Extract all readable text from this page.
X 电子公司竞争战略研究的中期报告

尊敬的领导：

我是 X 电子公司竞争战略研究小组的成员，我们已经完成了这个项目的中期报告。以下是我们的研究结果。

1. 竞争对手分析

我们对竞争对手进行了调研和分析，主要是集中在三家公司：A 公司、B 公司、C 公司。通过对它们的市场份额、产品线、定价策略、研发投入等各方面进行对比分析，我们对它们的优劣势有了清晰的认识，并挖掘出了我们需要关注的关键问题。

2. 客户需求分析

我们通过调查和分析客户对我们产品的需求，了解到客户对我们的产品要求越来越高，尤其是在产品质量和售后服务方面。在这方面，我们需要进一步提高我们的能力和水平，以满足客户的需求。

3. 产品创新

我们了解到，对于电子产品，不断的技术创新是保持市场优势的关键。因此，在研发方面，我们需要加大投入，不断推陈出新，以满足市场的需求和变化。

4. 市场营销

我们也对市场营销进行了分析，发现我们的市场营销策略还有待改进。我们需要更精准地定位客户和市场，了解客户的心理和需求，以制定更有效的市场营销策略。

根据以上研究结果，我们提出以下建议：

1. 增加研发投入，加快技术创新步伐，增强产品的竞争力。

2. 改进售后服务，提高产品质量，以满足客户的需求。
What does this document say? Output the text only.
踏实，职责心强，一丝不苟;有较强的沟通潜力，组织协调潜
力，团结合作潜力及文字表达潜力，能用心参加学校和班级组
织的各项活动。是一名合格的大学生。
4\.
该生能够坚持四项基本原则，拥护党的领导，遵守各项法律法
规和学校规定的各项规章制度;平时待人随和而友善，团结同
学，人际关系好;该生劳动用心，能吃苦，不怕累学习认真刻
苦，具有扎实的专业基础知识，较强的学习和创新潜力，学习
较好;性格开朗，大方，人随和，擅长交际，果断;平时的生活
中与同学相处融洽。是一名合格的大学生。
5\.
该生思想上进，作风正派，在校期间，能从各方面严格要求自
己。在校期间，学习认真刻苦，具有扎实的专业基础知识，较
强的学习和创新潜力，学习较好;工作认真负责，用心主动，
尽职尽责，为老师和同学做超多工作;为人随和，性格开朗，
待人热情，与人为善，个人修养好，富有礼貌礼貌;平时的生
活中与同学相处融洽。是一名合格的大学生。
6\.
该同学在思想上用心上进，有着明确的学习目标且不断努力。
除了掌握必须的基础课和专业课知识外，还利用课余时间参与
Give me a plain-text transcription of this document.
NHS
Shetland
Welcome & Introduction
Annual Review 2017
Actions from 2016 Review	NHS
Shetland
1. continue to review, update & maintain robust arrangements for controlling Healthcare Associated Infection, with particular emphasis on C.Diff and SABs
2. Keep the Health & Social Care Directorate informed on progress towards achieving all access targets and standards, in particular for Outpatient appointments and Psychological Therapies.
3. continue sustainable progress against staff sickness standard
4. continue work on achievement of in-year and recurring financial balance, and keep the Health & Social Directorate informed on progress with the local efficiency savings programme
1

+-------+

* [Exercise directions]: Show each line holding the word "particular".

* [Correct output]:
1. continue to review, update & maintain robust arrangements for controlling Healthcare Associated Infection, with particular emphasis on C.Diff and SABs
2. Keep the Health & Social Care Directorate informed on progress towards achieving all access targets and standards, in particular for Outpatient appointments and Psychological Therapies.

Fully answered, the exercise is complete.